DÜNYAYI KALDIRIYOR

Ya Büyük Ortadoğu Projesi ambalajıyla Arzımevud üstünde Büyük İsrail planını destekler; ya da PKK ve FETÖ ile içeriden Avrupa Birliği ve ABD ile dışarıdan saldırılarla Türkiye’nin kırk katır mı kırk satır mı tercihine zorlanırsın dayatmasıyla Cumhurbaşkanı Erdoğan her yandan kuşatılmaya çalışılıyor.

İsrail söz geçiremediği Türkiye’nin başına

DÜNYAYI KALDIRIYOR

Ya Büyük Ortadoğu Projesi ambalajıyla Arzımevud üstünde Büyük İsrail planını destekler; ya da PKK ve FETÖ ile içeriden Avrupa Birliği ve ABD ile dışarıdan saldırılarla Türkiye’nin kırk katır mı kırk satır mı tercihine zorlanırsın dayatmasıyla Cumhurbaşkanı Erdoğan her yandan kuşatılmaya çalışılıyor. Bu dayatmaya boyun eğilmesi halinde her yol aynı kapıya, Türkiye’nin bölünmesine açılıyor. Güneydoğu Bölgesi ve Kıbrıs, Arzımevud sınırları içinde yer aldığından bunun bir şekilde İsrail’e terk edilmesi isteniyor. Meselenin özü budur!

Bölücü terör örgütü PKK’nın kurulması, Kuzey Irak’ta özerk bir Kürt yönetimi oluşturulması gibi Türkiye’nin Avrupa Birliği’ne sokulmak istenmesinin de amacı Arzımevud topraklarının kurtarılmasıdır. NATO üyesi Türkiye’nin yarım asırdır Avrupa Birliği kapısında bekletilmesi boşuna değildir. Türkiye bölünsün, parçalansın, sadece Marmara Bölgesi Avrupa Birliği’ne katılsın diye bekletiliyor. Bu, nihai Sevr Planının hayata geçirilmesi demektir. Avrupa Birliği Türkiye’yi değil İstanbul ve çevresini kendine katmak istiyor. Türkleri Orta Anadolu Bölgesi içine hapsetmek ve nihayetinde yok etmek istiyorlar. Bu tarihi hedeften hiç şaşma yok!

Suriye’nin kuzeyinde Kürt koridoru oluşturmaya çalışan PYD’ye ABD’nin verdiği destek de Büyük İsrail için Arzımevud’un kurtarılması amacıyladır. Suriye’de yürütülen harekâtı Fırat Kalkanı adıyla başlatan Türkiye buna müsaade etmeyeceği mesajını vermektedir. Bilindiği gibi Arzımevud -Yahudilere vaat edildiğine inanılan topraklar- Nil’den Fırat’a kadarki alana yayılan bölgeyi kapsamaktadır. Eğer askeri harekâtın amacı Fırat’a kalkan oluşturmak ise, bunun anlamı ben Arzımevud’a müsaade etmeyeceğim demektir.

▸ **Verilen girdiler**
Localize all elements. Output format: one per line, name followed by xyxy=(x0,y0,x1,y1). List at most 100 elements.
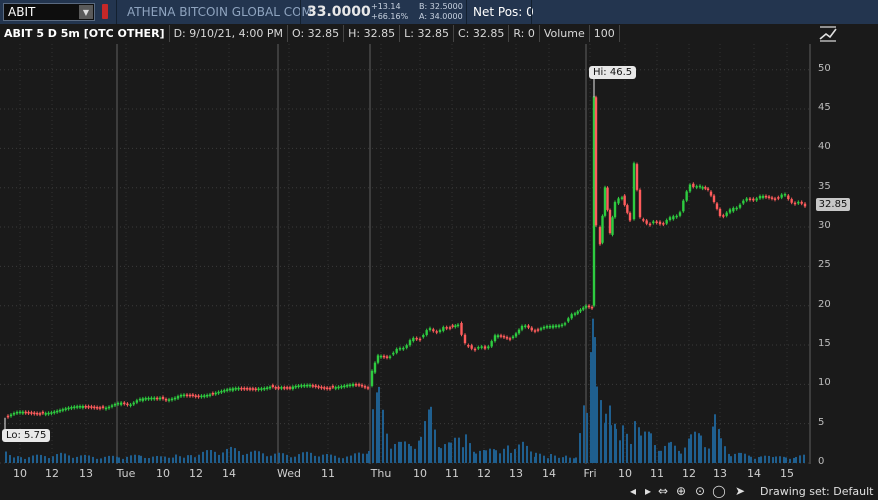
volume-bar xyxy=(96,458,98,463)
candle-body xyxy=(755,198,758,201)
crosshair-icon[interactable]: ⊕ xyxy=(674,484,688,498)
candle-body xyxy=(308,384,312,387)
zoom-icon[interactable]: ⊙ xyxy=(693,484,707,498)
volume-bar xyxy=(475,453,477,463)
x-tick-label: 14 xyxy=(222,467,236,480)
candle-body xyxy=(442,327,445,331)
alert-flag-icon[interactable] xyxy=(102,4,108,19)
volume-bar xyxy=(684,447,686,463)
y-tick-label: 50 xyxy=(818,62,831,74)
volume-bar xyxy=(148,458,150,463)
volume-bar xyxy=(24,458,26,463)
price-chart[interactable] xyxy=(0,44,812,464)
candle-body xyxy=(84,405,87,408)
candle-body xyxy=(655,221,658,223)
candle-body xyxy=(590,306,594,309)
cursor-icon[interactable]: ➤ xyxy=(733,484,747,498)
volume-bar xyxy=(724,446,726,463)
volume-bar xyxy=(318,456,320,463)
y-tick-label: 15 xyxy=(818,338,831,350)
candle-body xyxy=(200,395,203,398)
scroll-left-icon[interactable]: ◂ xyxy=(626,484,640,498)
drawing-tools-icon[interactable] xyxy=(818,25,838,43)
volume-bar xyxy=(322,454,324,463)
pan-icon[interactable]: ⇔ xyxy=(656,484,670,498)
candle-body xyxy=(582,307,585,310)
candle-body xyxy=(251,388,255,390)
candle-body xyxy=(520,325,524,330)
volume-bar xyxy=(350,455,352,463)
candle-body xyxy=(263,387,266,390)
scroll-right-icon[interactable]: ▸ xyxy=(641,484,655,498)
candle-body xyxy=(294,385,297,388)
candle-body xyxy=(398,348,402,350)
candle-body xyxy=(392,352,395,355)
drawing-set-selector[interactable]: Drawing set: Default xyxy=(760,485,873,498)
price-axis[interactable]: 50 45 40 35 30 25 20 15 10 5 0 xyxy=(812,44,878,467)
volume-bar xyxy=(650,433,652,463)
candle-body xyxy=(695,186,698,188)
candle-body xyxy=(505,337,509,339)
volume-bar xyxy=(510,452,512,463)
candle-body xyxy=(780,194,783,198)
volume-bar xyxy=(760,456,762,463)
divider xyxy=(116,0,117,24)
candle-body xyxy=(138,398,142,401)
volume-bar xyxy=(13,457,15,463)
volume-bar xyxy=(194,457,196,463)
symbol-selector[interactable]: ABIT ▼ xyxy=(3,3,95,21)
volume-bar xyxy=(526,445,528,463)
candle-body xyxy=(21,411,25,414)
x-tick-label: 13 xyxy=(713,467,727,480)
x-tick-label: 13 xyxy=(79,467,93,480)
candle-body xyxy=(563,323,567,325)
volume-bar xyxy=(698,433,700,463)
candle-body xyxy=(524,325,527,328)
candle-body xyxy=(98,407,102,409)
candle-body xyxy=(608,209,612,234)
volume-bar xyxy=(32,455,34,463)
candle-body xyxy=(692,183,695,187)
volume-bar xyxy=(250,451,252,463)
zoom-out-icon[interactable]: ◯ xyxy=(712,484,726,498)
volume-bar xyxy=(338,457,340,463)
volume-bar xyxy=(579,433,581,463)
candle-body xyxy=(560,324,564,327)
candle-body xyxy=(9,414,13,417)
chevron-down-icon[interactable]: ▼ xyxy=(79,5,93,19)
bar-range: R: 0 xyxy=(509,25,540,42)
candle-body xyxy=(738,204,742,208)
last-price: 33.0000 xyxy=(307,4,371,20)
x-tick-label: 11 xyxy=(445,467,459,480)
volume-bar xyxy=(730,456,732,463)
divider xyxy=(300,0,301,24)
candle-body xyxy=(408,340,412,346)
volume-bar xyxy=(750,456,752,463)
candle-body xyxy=(752,198,755,201)
volume-bar xyxy=(386,433,388,463)
candle-body xyxy=(53,411,56,414)
volume-bar xyxy=(218,454,220,463)
chart-title[interactable]: ABIT 5 D 5m [OTC OTHER] xyxy=(0,25,170,42)
volume-bar xyxy=(483,450,485,463)
candle-body xyxy=(787,195,790,200)
change-percent: +66.16% xyxy=(371,12,409,21)
candle-body xyxy=(360,384,364,387)
candle-body xyxy=(623,195,626,206)
volume-bar xyxy=(772,457,774,463)
candle-body xyxy=(557,325,561,327)
candle-body xyxy=(642,219,645,221)
candle-body xyxy=(345,385,349,387)
volume-bar xyxy=(558,457,560,463)
symbol-text[interactable]: ABIT xyxy=(4,5,79,19)
candle-body xyxy=(418,338,422,341)
time-axis[interactable]: 10 12 13 Tue 10 12 14 Wed 11 Thu 10 11 12 13 14 Fri 10 11… xyxy=(0,464,812,480)
candle-body xyxy=(33,412,36,415)
candle-body xyxy=(626,205,629,213)
candle-body xyxy=(300,385,303,387)
volume-bar xyxy=(358,452,360,463)
volume-bar xyxy=(748,455,750,463)
volume-bar xyxy=(286,454,288,463)
x-tick-label: Fri xyxy=(583,467,597,480)
volume-bar xyxy=(56,454,58,463)
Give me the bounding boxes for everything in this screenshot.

▸ **Yapılacak görevler**
- 1) Türkiye'nin kuşatılmasını konu alan yazıdaki "Suriye'nin kuzeyinde Kürt koridoru" diye başlayan paragrafı, temel bilgilerini koruyarak madde madde yeniden yazın.
- 2) Türkiye'nin kuşatılmasını konu alan yazıyı, gösterilen son cümlenin ardından devam ettirin.
Bu çalışmada girdilere gerek yoktur.

▸ **Nihai yanıtlar**
- 1)
- ABD'nin, Suriye'nin kuzeyinde Kürt koridoru kurmaya çalışan PYD'ye verdiği destek, Büyük İsrail için Arzımevud'un kurtarılmasını amaçlar.
- Suriye'deki harekâtı Fırat Kalkanı adıyla başlatan Türkiye, buna izin vermeyeceği mesajını verir.
- Arzımevud, Yahudilere vaat edildiğine inanılan ve Nil'den Fırat'a kadar uzanan topraklardır.
- Harekâtın amacı Fırat'a kalkan oluşturmaksa, bu, Türkiye'nin Arzımevud'a izin vermeyeceği anlamına gelir.

- 2)
Türkiye’nin Fırat Kalkanı harekâtıyla Suriye içlerine doğru ilerlemesi sınırının Kürt koridoru ile konsolide edilecek PKK terörüne kapatılması ve IŞİD saldırılarının engellenmesi gibi en hayati gerekçelere dayandırılsa bile başka sonuçlara da yol açmış bulunuyor. Türkiye ister istemez askeri konseptte İsrail ile sınırdaş olmuş durumdadır. Yalnız stratejik amaçları için değil, konjonktürel askeri pratikler nedeniyle de Türkiye ve İsrail karşı karşıya gelebilir.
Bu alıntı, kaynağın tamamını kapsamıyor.